- _What to do_
Copy each line below in which the string "lost" occurs.

- _Exercise inputs_

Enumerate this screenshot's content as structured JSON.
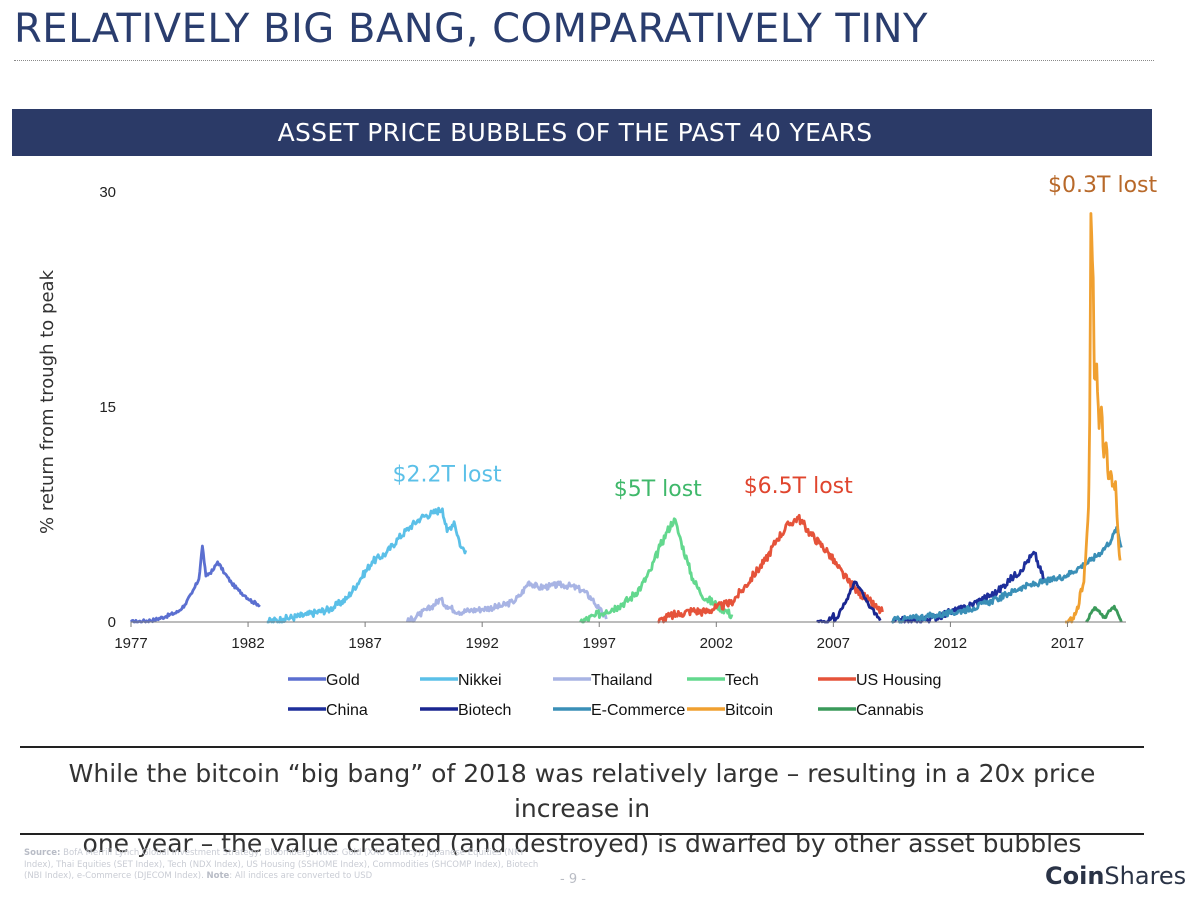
{
  "page": {
    "title": "RELATIVELY BIG BANG, COMPARATIVELY TINY",
    "banner": "ASSET PRICE BUBBLES OF THE PAST 40 YEARS",
    "caption_line1": "While the bitcoin “big bang” of 2018 was relatively large – resulting in a 20x price increase in",
    "caption_line2": "one year – the value created (and destroyed) is dwarfed by other asset bubbles",
    "source_label": "Source:",
    "source_text": "BofA Merrill Lynch Global Investment Strategy, Bloomberg. Note: Gold (XAU Curncy), Japanese Equities (NKY Index), Thai Equities (SET Index), Tech (NDX Index), US Housing (SSHOME Index), Commodities (SHCOMP Index), Biotech (NBI Index), e-Commerce (DJECOM Index).",
    "note_label": "Note",
    "note_text": ": All indices are converted to USD",
    "page_number": "- 9 -",
    "logo_part1": "Coin",
    "logo_part2": "Shares"
  },
  "chart_data": {
    "type": "line",
    "ylabel": "% return from trough to peak",
    "ylim": [
      0,
      30
    ],
    "yticks": [
      0,
      15,
      30
    ],
    "xlim": [
      1977,
      2019.5
    ],
    "xticks": [
      1977,
      1982,
      1987,
      1992,
      1997,
      2002,
      2007,
      2012,
      2017
    ],
    "grid": false,
    "legend_position": "bottom",
    "annotations": [
      {
        "text": "$2.2T lost",
        "x": 1990.5,
        "y": 9.8,
        "color": "#5bc0e8"
      },
      {
        "text": "$5T lost",
        "x": 1999.5,
        "y": 8.8,
        "color": "#3fb86a"
      },
      {
        "text": "$6.5T lost",
        "x": 2005.5,
        "y": 9.0,
        "color": "#e0452e"
      },
      {
        "text": "$0.3T lost",
        "x": 2018.5,
        "y": 30.0,
        "color": "#b8692a"
      }
    ],
    "series": [
      {
        "name": "Gold",
        "color": "#5b6fd0",
        "jitter": 0.12,
        "points": [
          [
            1977.0,
            0.0
          ],
          [
            1977.5,
            0.05
          ],
          [
            1978.0,
            0.15
          ],
          [
            1978.5,
            0.4
          ],
          [
            1979.0,
            0.7
          ],
          [
            1979.3,
            1.2
          ],
          [
            1979.6,
            2.0
          ],
          [
            1979.9,
            3.0
          ],
          [
            1980.05,
            5.3
          ],
          [
            1980.2,
            3.2
          ],
          [
            1980.5,
            3.6
          ],
          [
            1980.7,
            4.2
          ],
          [
            1981.0,
            3.4
          ],
          [
            1981.3,
            2.7
          ],
          [
            1981.6,
            2.2
          ],
          [
            1981.9,
            1.8
          ],
          [
            1982.2,
            1.4
          ],
          [
            1982.5,
            1.2
          ]
        ]
      },
      {
        "name": "Nikkei",
        "color": "#5bc0e8",
        "jitter": 0.25,
        "points": [
          [
            1982.8,
            0.0
          ],
          [
            1983.5,
            0.2
          ],
          [
            1984.5,
            0.5
          ],
          [
            1985.5,
            0.9
          ],
          [
            1986.2,
            1.6
          ],
          [
            1986.8,
            3.0
          ],
          [
            1987.3,
            4.2
          ],
          [
            1987.9,
            4.8
          ],
          [
            1988.4,
            5.8
          ],
          [
            1988.9,
            6.6
          ],
          [
            1989.4,
            7.3
          ],
          [
            1989.9,
            7.6
          ],
          [
            1990.3,
            7.9
          ],
          [
            1990.5,
            6.3
          ],
          [
            1990.8,
            7.0
          ],
          [
            1991.1,
            5.2
          ],
          [
            1991.3,
            5.0
          ]
        ]
      },
      {
        "name": "Thailand",
        "color": "#a8b4e4",
        "jitter": 0.22,
        "points": [
          [
            1988.8,
            0.0
          ],
          [
            1989.3,
            0.5
          ],
          [
            1989.8,
            1.0
          ],
          [
            1990.2,
            1.6
          ],
          [
            1990.5,
            1.1
          ],
          [
            1991.0,
            0.7
          ],
          [
            1991.5,
            0.8
          ],
          [
            1992.0,
            0.9
          ],
          [
            1992.8,
            1.1
          ],
          [
            1993.3,
            1.4
          ],
          [
            1993.6,
            1.8
          ],
          [
            1994.0,
            2.8
          ],
          [
            1994.4,
            2.4
          ],
          [
            1994.9,
            2.5
          ],
          [
            1995.3,
            2.6
          ],
          [
            1995.8,
            2.5
          ],
          [
            1996.3,
            2.2
          ],
          [
            1996.7,
            1.6
          ],
          [
            1997.0,
            0.9
          ],
          [
            1997.3,
            0.2
          ]
        ]
      },
      {
        "name": "Tech",
        "color": "#63d88e",
        "jitter": 0.3,
        "points": [
          [
            1996.2,
            0.0
          ],
          [
            1996.8,
            0.4
          ],
          [
            1997.3,
            0.8
          ],
          [
            1997.8,
            1.1
          ],
          [
            1998.3,
            1.6
          ],
          [
            1998.8,
            2.5
          ],
          [
            1999.2,
            3.6
          ],
          [
            1999.6,
            5.3
          ],
          [
            1999.9,
            6.3
          ],
          [
            2000.2,
            7.2
          ],
          [
            2000.5,
            5.6
          ],
          [
            2000.8,
            4.0
          ],
          [
            2001.0,
            3.0
          ],
          [
            2001.3,
            2.1
          ],
          [
            2001.6,
            1.6
          ],
          [
            2002.0,
            1.2
          ],
          [
            2002.4,
            0.8
          ],
          [
            2002.7,
            0.4
          ]
        ]
      },
      {
        "name": "US Housing",
        "color": "#e5533a",
        "jitter": 0.3,
        "points": [
          [
            1999.5,
            0.0
          ],
          [
            2000.0,
            0.4
          ],
          [
            2000.5,
            0.6
          ],
          [
            2001.0,
            0.8
          ],
          [
            2001.5,
            0.7
          ],
          [
            2002.0,
            1.0
          ],
          [
            2002.6,
            1.3
          ],
          [
            2003.1,
            2.2
          ],
          [
            2003.6,
            3.3
          ],
          [
            2004.1,
            4.3
          ],
          [
            2004.6,
            5.8
          ],
          [
            2005.1,
            6.8
          ],
          [
            2005.5,
            7.3
          ],
          [
            2006.0,
            6.2
          ],
          [
            2006.4,
            5.5
          ],
          [
            2006.8,
            4.8
          ],
          [
            2007.2,
            3.8
          ],
          [
            2007.6,
            2.9
          ],
          [
            2008.0,
            2.2
          ],
          [
            2008.5,
            1.5
          ],
          [
            2008.9,
            0.9
          ],
          [
            2009.1,
            0.7
          ]
        ]
      },
      {
        "name": "China",
        "color": "#1e2f9b",
        "jitter": 0.25,
        "points": [
          [
            2009.5,
            0.0
          ],
          [
            2010.0,
            0.1
          ],
          [
            2010.5,
            0.05
          ],
          [
            2011.0,
            0.2
          ],
          [
            2011.5,
            0.4
          ],
          [
            2012.0,
            0.7
          ],
          [
            2012.5,
            0.9
          ],
          [
            2013.0,
            1.3
          ],
          [
            2013.5,
            1.7
          ],
          [
            2014.0,
            2.1
          ],
          [
            2014.5,
            2.9
          ],
          [
            2015.0,
            3.6
          ],
          [
            2015.3,
            4.3
          ],
          [
            2015.6,
            4.8
          ],
          [
            2015.8,
            3.8
          ],
          [
            2016.0,
            3.0
          ]
        ]
      },
      {
        "name": "Biotech",
        "color": "#1a2690",
        "jitter": 0.15,
        "points": [
          [
            2006.3,
            0.0
          ],
          [
            2006.6,
            0.05
          ],
          [
            2006.8,
            0.1
          ],
          [
            2007.0,
            0.6
          ],
          [
            2007.05,
            0.05
          ],
          [
            2007.4,
            1.0
          ],
          [
            2007.7,
            2.0
          ],
          [
            2007.9,
            2.8
          ],
          [
            2008.1,
            2.4
          ],
          [
            2008.3,
            1.8
          ],
          [
            2008.5,
            1.2
          ],
          [
            2008.8,
            0.6
          ],
          [
            2009.0,
            0.1
          ]
        ]
      },
      {
        "name": "E-Commerce",
        "color": "#3a8fb7",
        "jitter": 0.22,
        "points": [
          [
            2009.5,
            0.1
          ],
          [
            2010.0,
            0.2
          ],
          [
            2010.5,
            0.3
          ],
          [
            2011.0,
            0.4
          ],
          [
            2011.5,
            0.5
          ],
          [
            2012.0,
            0.6
          ],
          [
            2012.5,
            0.8
          ],
          [
            2013.0,
            1.0
          ],
          [
            2013.5,
            1.3
          ],
          [
            2014.0,
            1.6
          ],
          [
            2014.5,
            2.0
          ],
          [
            2015.0,
            2.4
          ],
          [
            2015.5,
            2.6
          ],
          [
            2016.0,
            2.8
          ],
          [
            2016.5,
            3.0
          ],
          [
            2017.0,
            3.3
          ],
          [
            2017.5,
            3.8
          ],
          [
            2018.0,
            4.3
          ],
          [
            2018.5,
            5.0
          ],
          [
            2018.9,
            5.8
          ],
          [
            2019.1,
            6.6
          ],
          [
            2019.3,
            5.2
          ]
        ]
      },
      {
        "name": "Bitcoin",
        "color": "#f0a030",
        "jitter": 0.5,
        "points": [
          [
            2016.9,
            0.0
          ],
          [
            2017.1,
            0.2
          ],
          [
            2017.3,
            0.6
          ],
          [
            2017.5,
            1.3
          ],
          [
            2017.7,
            2.8
          ],
          [
            2017.8,
            5.2
          ],
          [
            2017.9,
            8.0
          ],
          [
            2017.95,
            14.0
          ],
          [
            2018.0,
            28.5
          ],
          [
            2018.1,
            24.0
          ],
          [
            2018.15,
            17.0
          ],
          [
            2018.25,
            18.0
          ],
          [
            2018.35,
            13.5
          ],
          [
            2018.45,
            15.0
          ],
          [
            2018.55,
            11.5
          ],
          [
            2018.65,
            12.5
          ],
          [
            2018.75,
            10.0
          ],
          [
            2018.85,
            10.5
          ],
          [
            2018.95,
            9.5
          ],
          [
            2019.05,
            9.8
          ],
          [
            2019.15,
            6.5
          ],
          [
            2019.25,
            4.3
          ]
        ]
      },
      {
        "name": "Cannabis",
        "color": "#3a9a5a",
        "jitter": 0.1,
        "points": [
          [
            2017.8,
            0.0
          ],
          [
            2018.0,
            0.6
          ],
          [
            2018.2,
            1.0
          ],
          [
            2018.4,
            0.6
          ],
          [
            2018.6,
            0.3
          ],
          [
            2018.8,
            0.8
          ],
          [
            2019.0,
            1.1
          ],
          [
            2019.2,
            0.4
          ],
          [
            2019.3,
            0.0
          ]
        ]
      }
    ]
  }
}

- _Final result_
        "text": "$2.2T lost",
        "text": "$5T lost",
        "text": "$6.5T lost",
        "text": "$0.3T lost",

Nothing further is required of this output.